- **Your objective**: Look through the lines below and extract any with the word "의사소통".

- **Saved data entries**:
-- -- --
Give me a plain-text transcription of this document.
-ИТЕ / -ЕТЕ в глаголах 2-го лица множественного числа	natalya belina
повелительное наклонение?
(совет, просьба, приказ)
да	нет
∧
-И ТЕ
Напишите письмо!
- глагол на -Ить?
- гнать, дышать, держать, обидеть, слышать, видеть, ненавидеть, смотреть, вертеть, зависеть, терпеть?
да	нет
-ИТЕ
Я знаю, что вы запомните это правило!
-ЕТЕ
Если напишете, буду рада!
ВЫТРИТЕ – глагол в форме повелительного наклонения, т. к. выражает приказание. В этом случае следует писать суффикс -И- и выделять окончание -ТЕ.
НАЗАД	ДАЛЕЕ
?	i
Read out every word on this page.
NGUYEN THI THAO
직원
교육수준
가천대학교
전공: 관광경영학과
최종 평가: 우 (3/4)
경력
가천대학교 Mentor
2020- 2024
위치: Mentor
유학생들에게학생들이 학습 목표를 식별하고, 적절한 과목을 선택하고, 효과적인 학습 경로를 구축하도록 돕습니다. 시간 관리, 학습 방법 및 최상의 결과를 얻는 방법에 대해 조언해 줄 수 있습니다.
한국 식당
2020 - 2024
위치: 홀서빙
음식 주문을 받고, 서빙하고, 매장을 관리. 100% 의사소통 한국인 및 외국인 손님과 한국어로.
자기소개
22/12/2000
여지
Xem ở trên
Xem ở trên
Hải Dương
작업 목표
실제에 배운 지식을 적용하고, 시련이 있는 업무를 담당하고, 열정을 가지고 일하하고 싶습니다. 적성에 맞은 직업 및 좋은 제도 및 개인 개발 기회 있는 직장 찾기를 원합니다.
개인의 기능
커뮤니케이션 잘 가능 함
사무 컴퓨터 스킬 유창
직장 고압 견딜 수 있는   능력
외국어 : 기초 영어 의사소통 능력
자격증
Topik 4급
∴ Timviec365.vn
-- -- --
- **Exercise output**:
음식 주문을 받고, 서빙하고, 매장을 관리. 100% 의사소통 한국인 및 외국인 손님과 한국어로.
외국어 : 기초 영어 의사소통 능력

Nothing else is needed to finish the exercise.